## BEGIN

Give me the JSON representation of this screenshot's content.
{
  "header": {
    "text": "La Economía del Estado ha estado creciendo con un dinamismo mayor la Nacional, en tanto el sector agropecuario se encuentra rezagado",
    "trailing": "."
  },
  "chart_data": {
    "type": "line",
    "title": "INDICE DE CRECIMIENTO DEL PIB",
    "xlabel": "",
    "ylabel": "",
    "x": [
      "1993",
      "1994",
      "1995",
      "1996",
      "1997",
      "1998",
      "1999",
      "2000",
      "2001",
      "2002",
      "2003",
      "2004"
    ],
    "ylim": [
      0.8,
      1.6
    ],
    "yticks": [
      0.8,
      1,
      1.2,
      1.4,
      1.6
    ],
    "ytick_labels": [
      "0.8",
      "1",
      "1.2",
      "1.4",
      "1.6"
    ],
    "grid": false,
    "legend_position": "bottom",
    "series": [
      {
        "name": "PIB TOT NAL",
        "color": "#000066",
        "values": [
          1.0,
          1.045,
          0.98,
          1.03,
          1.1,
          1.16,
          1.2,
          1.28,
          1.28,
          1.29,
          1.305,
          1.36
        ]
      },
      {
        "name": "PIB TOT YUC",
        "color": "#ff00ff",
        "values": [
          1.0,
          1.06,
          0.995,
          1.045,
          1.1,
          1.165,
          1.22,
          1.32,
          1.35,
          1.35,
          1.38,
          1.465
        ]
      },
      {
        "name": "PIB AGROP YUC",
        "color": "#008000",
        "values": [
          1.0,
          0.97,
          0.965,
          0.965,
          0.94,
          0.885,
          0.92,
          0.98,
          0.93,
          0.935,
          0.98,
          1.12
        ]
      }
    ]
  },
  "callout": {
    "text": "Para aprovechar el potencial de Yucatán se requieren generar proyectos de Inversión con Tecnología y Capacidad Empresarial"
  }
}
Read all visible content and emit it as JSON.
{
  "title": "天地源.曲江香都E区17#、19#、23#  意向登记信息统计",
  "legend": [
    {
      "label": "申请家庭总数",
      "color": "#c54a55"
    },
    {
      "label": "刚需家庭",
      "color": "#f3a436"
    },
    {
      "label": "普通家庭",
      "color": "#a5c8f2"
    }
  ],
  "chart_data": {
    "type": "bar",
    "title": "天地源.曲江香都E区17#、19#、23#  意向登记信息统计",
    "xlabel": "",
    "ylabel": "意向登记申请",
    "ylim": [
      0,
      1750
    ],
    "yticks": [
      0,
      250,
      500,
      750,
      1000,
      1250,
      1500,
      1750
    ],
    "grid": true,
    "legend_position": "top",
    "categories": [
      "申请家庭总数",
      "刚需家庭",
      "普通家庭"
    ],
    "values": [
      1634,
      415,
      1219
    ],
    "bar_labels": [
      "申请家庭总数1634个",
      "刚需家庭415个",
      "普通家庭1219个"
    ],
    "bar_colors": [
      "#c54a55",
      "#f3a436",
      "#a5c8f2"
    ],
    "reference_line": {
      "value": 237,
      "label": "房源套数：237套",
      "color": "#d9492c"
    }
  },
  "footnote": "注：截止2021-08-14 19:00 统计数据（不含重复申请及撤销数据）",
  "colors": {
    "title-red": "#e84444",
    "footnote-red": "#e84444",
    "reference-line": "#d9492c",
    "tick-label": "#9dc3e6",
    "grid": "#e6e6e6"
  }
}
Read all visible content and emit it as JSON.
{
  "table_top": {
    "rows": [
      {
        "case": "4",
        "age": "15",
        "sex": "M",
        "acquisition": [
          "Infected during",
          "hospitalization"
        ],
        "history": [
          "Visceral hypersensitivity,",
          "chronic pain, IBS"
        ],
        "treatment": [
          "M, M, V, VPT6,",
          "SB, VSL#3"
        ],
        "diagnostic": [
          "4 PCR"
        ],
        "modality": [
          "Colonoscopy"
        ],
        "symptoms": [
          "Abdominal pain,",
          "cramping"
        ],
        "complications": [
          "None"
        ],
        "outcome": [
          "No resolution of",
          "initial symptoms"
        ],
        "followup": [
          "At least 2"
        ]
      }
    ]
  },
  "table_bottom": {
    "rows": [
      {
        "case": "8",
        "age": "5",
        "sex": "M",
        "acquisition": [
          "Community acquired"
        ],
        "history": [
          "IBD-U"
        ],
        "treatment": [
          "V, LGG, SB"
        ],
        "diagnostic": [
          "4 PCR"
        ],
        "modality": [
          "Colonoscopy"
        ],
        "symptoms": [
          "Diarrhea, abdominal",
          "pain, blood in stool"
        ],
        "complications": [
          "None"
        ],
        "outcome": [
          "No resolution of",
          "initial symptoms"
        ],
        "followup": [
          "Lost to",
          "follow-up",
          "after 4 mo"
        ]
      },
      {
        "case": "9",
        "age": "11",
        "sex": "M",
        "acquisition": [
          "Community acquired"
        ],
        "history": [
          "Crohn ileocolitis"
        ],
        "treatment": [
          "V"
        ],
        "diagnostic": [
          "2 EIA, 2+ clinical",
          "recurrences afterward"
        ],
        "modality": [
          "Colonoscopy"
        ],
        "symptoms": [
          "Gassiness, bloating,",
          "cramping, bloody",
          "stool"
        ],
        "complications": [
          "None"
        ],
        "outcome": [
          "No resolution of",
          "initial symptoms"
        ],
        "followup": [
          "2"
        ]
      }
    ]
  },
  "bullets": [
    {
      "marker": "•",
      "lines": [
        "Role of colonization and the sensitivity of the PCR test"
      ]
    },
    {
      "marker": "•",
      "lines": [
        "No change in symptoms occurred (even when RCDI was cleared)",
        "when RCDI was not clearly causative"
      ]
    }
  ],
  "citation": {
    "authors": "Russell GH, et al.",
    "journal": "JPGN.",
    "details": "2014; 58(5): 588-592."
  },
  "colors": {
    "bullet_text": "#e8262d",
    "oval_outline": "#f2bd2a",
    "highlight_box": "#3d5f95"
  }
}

## END

* Task to carry out
In the records above, locate every line with the string "意向登记信息统计" and copy it.

* Written solution
  "title": "天地源.曲江香都E区17#、19#、23#  意向登记信息统计",
    "title": "天地源.曲江香都E区17#、19#、23#  意向登记信息统计",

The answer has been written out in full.